*DATA SECTION:*

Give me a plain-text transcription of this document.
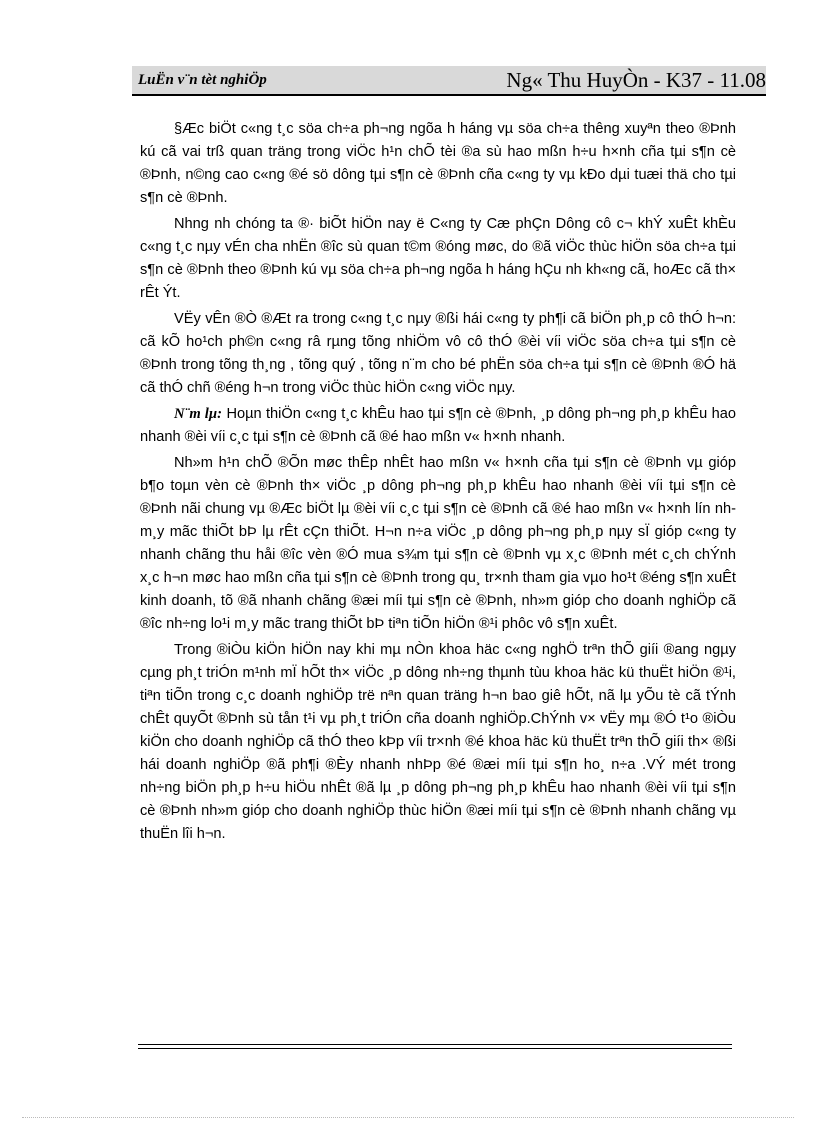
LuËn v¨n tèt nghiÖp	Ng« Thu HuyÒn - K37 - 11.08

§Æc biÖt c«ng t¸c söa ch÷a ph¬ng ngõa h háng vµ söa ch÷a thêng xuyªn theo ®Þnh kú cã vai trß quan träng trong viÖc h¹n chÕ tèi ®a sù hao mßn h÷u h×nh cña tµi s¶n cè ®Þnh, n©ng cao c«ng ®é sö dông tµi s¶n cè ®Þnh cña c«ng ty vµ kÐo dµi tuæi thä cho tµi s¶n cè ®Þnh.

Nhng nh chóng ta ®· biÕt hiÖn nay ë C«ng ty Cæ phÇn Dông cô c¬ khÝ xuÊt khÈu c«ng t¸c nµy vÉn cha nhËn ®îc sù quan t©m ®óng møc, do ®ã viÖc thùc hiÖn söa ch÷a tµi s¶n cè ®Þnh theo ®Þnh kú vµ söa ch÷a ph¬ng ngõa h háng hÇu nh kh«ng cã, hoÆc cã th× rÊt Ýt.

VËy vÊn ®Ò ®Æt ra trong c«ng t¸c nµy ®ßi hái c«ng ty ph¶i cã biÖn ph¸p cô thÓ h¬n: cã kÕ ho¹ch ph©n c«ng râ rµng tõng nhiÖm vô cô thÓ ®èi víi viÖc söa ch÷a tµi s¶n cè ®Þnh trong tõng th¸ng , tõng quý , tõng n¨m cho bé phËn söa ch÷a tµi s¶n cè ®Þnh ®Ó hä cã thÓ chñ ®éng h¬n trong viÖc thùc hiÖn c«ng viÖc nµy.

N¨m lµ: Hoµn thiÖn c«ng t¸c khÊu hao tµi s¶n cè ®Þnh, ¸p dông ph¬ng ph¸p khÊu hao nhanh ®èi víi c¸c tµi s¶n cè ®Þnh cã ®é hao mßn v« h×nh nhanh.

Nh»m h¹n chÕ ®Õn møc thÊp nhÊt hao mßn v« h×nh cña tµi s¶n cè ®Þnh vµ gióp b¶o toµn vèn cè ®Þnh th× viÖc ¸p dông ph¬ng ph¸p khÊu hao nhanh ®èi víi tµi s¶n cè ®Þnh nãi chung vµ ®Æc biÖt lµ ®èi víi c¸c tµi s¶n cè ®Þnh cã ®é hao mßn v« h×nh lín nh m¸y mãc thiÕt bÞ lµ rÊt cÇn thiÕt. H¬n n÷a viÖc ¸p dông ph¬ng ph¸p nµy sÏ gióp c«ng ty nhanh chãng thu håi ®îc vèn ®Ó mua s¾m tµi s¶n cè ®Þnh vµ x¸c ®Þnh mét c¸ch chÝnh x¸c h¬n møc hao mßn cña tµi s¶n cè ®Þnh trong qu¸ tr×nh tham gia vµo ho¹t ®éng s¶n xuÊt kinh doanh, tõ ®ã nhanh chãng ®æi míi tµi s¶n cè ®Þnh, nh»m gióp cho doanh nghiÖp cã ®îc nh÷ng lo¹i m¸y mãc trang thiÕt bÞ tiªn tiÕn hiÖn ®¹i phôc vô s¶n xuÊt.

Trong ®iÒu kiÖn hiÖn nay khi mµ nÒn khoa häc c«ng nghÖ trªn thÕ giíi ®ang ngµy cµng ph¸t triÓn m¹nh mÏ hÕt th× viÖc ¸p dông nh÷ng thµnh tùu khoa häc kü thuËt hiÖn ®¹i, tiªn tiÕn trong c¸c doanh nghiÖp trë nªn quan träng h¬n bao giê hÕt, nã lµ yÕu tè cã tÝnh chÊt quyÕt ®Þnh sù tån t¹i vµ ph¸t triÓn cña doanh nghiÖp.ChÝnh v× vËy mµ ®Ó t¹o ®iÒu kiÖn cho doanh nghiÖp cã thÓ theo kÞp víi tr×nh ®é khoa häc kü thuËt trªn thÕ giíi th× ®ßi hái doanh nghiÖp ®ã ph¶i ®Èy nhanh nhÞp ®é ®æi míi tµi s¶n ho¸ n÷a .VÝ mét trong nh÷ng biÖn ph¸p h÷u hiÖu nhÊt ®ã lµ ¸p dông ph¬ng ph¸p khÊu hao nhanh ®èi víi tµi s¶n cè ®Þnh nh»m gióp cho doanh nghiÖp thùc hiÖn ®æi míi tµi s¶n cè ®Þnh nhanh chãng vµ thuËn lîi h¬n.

*GIVEN PROBLEM:* Take every line from the records above that has the word "ngõa" and copy it.

*SOLUTION TO THE EXERCISE:*
§Æc biÖt c«ng t¸c söa ch÷a ph¬ng ngõa h háng vµ söa ch÷a thêng xuyªn theo ®Þnh kú cã vai trß quan träng trong viÖc h¹n chÕ tèi ®a sù hao mßn h÷u h×nh cña tµi s¶n cè ®Þnh, n©ng cao c«ng ®é sö dông tµi s¶n cè ®Þnh cña c«ng ty vµ kÐo dµi tuæi thä cho tµi s¶n cè ®Þnh.
Nhng nh chóng ta ®· biÕt hiÖn nay ë C«ng ty Cæ phÇn Dông cô c¬ khÝ xuÊt khÈu c«ng t¸c nµy vÉn cha nhËn ®îc sù quan t©m ®óng møc, do ®ã viÖc thùc hiÖn söa ch÷a tµi s¶n cè ®Þnh theo ®Þnh kú vµ söa ch÷a ph¬ng ngõa h háng hÇu nh kh«ng cã, hoÆc cã th× rÊt Ýt.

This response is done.